EXERCISE PROMPT:
Collect each line of the records containing the string "unit".

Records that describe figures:

----

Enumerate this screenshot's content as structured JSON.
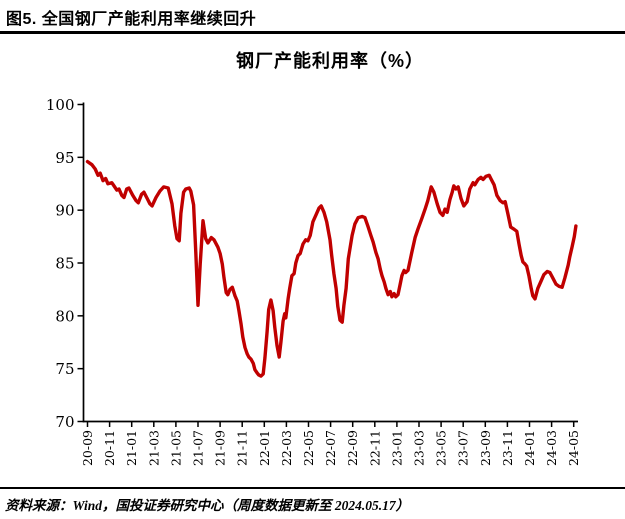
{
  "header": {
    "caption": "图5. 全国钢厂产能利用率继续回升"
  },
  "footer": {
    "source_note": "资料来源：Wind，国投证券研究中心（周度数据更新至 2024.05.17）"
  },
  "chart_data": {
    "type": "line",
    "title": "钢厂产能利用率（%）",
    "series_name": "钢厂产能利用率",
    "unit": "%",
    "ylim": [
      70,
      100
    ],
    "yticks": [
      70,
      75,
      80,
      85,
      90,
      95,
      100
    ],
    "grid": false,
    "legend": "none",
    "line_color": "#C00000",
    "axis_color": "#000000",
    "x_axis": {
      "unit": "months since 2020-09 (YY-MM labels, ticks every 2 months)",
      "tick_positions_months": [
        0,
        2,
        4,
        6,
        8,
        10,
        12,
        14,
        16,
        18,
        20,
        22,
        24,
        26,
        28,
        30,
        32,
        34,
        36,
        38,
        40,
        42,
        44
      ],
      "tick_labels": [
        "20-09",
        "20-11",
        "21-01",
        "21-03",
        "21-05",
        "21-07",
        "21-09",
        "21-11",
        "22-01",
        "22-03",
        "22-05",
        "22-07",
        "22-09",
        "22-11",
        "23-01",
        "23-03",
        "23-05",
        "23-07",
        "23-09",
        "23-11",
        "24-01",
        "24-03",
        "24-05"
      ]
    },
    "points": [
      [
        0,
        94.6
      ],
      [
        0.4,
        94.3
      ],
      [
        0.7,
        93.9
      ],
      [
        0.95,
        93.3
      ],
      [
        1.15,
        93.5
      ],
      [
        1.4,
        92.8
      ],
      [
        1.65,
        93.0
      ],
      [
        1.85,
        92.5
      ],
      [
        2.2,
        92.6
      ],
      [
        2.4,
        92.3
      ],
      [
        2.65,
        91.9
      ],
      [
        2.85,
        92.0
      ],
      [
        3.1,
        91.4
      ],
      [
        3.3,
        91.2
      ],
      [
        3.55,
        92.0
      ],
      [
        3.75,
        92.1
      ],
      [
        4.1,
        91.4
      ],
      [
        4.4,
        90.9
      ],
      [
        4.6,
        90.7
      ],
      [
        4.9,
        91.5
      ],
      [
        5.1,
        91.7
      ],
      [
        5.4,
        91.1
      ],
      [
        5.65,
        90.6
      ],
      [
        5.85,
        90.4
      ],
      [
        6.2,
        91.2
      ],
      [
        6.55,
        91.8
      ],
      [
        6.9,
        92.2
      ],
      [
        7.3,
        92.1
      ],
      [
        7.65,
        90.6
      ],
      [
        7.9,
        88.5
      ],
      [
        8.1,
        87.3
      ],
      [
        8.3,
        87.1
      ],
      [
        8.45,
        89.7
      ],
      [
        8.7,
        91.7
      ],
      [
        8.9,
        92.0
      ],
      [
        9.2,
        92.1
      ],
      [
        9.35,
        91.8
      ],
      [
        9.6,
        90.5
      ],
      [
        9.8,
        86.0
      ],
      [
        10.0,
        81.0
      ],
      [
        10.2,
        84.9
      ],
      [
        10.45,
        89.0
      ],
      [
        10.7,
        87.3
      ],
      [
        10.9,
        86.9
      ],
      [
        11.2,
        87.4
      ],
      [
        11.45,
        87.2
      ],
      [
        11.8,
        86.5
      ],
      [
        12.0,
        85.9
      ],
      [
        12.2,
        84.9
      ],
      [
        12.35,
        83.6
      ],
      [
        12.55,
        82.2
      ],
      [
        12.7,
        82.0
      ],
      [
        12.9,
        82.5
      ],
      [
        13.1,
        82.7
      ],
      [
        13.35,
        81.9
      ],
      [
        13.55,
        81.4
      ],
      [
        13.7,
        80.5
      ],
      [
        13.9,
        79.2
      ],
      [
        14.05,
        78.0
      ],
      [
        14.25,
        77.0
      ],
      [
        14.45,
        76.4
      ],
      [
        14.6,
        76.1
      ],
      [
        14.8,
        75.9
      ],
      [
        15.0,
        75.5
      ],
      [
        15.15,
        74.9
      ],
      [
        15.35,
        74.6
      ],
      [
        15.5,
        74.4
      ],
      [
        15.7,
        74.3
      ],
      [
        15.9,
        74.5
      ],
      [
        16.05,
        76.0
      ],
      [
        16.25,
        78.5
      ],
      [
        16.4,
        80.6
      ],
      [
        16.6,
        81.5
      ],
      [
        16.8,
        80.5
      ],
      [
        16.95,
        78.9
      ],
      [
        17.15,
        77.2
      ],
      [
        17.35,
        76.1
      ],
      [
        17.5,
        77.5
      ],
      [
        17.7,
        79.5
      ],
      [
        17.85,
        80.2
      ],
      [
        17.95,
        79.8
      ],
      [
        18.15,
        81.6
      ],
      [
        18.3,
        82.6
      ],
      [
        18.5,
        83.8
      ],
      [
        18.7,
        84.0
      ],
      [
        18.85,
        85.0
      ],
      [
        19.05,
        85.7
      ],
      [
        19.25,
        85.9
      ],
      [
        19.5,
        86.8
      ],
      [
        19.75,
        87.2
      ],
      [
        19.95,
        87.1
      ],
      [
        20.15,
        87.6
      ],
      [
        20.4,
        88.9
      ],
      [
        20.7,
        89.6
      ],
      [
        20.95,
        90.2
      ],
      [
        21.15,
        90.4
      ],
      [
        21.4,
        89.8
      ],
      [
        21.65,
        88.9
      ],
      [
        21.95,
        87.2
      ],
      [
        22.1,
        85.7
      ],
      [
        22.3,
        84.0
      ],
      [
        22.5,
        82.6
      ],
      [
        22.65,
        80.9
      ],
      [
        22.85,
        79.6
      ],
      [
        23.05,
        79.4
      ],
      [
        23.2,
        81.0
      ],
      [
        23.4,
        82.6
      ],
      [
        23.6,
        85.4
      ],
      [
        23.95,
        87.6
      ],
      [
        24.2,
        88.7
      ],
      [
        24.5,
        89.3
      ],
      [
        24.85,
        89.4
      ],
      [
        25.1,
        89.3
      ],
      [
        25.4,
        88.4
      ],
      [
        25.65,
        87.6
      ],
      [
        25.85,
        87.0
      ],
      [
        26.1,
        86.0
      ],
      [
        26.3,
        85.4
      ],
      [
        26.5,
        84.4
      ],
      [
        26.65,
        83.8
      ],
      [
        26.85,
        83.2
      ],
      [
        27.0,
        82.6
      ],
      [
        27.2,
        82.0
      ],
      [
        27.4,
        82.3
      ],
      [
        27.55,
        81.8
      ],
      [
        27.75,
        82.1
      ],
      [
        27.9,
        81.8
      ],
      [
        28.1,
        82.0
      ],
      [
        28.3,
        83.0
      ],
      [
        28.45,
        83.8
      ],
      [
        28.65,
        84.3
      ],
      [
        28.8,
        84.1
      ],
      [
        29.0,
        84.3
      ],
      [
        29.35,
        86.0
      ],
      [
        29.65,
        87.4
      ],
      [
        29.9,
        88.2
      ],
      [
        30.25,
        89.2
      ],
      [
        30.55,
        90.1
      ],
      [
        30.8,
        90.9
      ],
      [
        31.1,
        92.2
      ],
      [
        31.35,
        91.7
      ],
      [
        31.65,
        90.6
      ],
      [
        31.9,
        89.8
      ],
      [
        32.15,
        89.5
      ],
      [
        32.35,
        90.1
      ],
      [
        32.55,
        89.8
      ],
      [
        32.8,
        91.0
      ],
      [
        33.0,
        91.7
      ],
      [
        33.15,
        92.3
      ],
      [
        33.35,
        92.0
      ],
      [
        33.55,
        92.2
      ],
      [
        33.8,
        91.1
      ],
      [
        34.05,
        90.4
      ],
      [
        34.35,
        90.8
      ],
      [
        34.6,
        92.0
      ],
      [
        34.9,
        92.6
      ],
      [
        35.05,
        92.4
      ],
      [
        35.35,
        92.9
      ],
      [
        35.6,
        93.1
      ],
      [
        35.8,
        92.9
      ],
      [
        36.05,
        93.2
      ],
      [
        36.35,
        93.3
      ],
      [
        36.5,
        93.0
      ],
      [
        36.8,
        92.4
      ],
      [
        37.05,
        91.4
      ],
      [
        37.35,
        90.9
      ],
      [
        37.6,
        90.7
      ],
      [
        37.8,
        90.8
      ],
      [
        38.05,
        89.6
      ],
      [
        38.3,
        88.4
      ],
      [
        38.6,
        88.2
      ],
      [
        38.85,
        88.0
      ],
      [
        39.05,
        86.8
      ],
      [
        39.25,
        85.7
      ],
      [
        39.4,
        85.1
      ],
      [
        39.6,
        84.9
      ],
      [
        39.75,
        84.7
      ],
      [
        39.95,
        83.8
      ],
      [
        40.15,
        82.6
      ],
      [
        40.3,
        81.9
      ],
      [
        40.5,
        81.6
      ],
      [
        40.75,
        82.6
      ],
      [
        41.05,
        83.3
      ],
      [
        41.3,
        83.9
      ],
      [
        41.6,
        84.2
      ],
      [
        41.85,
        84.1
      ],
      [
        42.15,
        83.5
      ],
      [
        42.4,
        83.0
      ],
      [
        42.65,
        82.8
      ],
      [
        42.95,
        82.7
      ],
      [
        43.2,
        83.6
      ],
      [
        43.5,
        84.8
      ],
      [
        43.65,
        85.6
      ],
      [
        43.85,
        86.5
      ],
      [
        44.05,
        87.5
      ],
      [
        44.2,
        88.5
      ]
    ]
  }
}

----

EXERCISE RESPONSE:
    "unit": "%",
      "unit": "months since 2020-09 (YY-MM labels, ticks every 2 months)",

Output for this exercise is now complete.